- **Passage à lire**
==========

Les obligations souveraines ne sont pas couvertes, malgré la définition large de « l’investissement » contenue dans le TBI Grèce-Slovaquie ; le tribunal rejette les recours contre la Grèce

Poštová Banka, a.s. et Istrokapital SE c. la République hellénique, Affaire CIRDI n° ARB/13/8

Le 9 avril 2015, un tribunal du Centre international pour le règlement des différends relatifs aux investissements (CIRDI) a rejeté, en raison de son absence de compétence, une affaire contre la Grèce portant sur la dégradation des obligations d’État grecques (OEG) suite à la crise économique dans le pays.

==========

- **Enregistrements de données**
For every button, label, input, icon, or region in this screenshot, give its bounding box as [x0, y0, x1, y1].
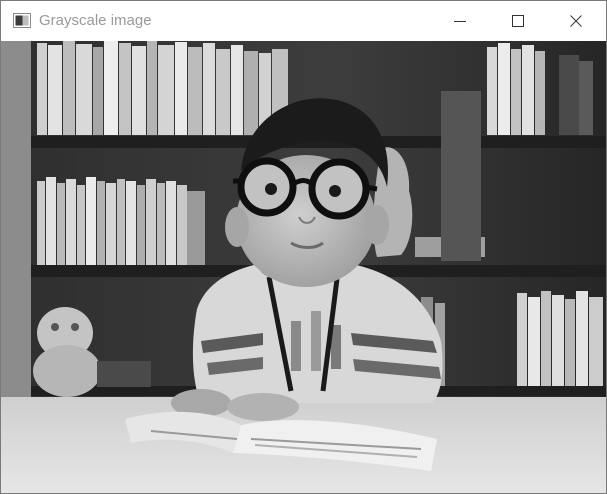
minimize-icon — [454, 21, 466, 22]
image-window: Grayscale image — [0, 0, 607, 494]
maximize-icon — [512, 15, 524, 27]
window-title: Grayscale image — [39, 12, 152, 29]
bookcase-panel — [441, 91, 481, 261]
books-middle-left — [37, 177, 205, 265]
wooden-box — [97, 361, 151, 387]
books-top-right — [487, 43, 593, 135]
left-window-light — [1, 41, 31, 411]
title-bar[interactable]: Grayscale image — [1, 1, 606, 41]
image-canvas[interactable] — [1, 41, 606, 493]
grayscale-photo — [1, 41, 606, 493]
app-window-icon — [13, 13, 31, 28]
close-button[interactable] — [547, 1, 605, 41]
books-top-left — [37, 41, 288, 135]
maximize-button[interactable] — [489, 1, 547, 41]
minimize-button[interactable] — [431, 1, 489, 41]
close-icon — [570, 15, 582, 27]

==========

- **Liste des tâches**
(1) Résumez le passage à lire en une seule phrase.
(2) D'après le passage à lire, à quelle date le tribunal du CIRDI a-t-il rejeté l'affaire contre la Grèce ?

- **Réponses par tâche**
(1) Le 9 avril 2015, un tribunal du CIRDI s'est déclaré incompétent et a rejeté les recours de Poštová Banka et d'Istrokapital contre la Grèce, au motif que les obligations souveraines n'étaient pas couvertes, malgré la définition large de « l'investissement » contenue dans le TBI Grèce-Slovaquie.

(2) Le 9 avril 2015.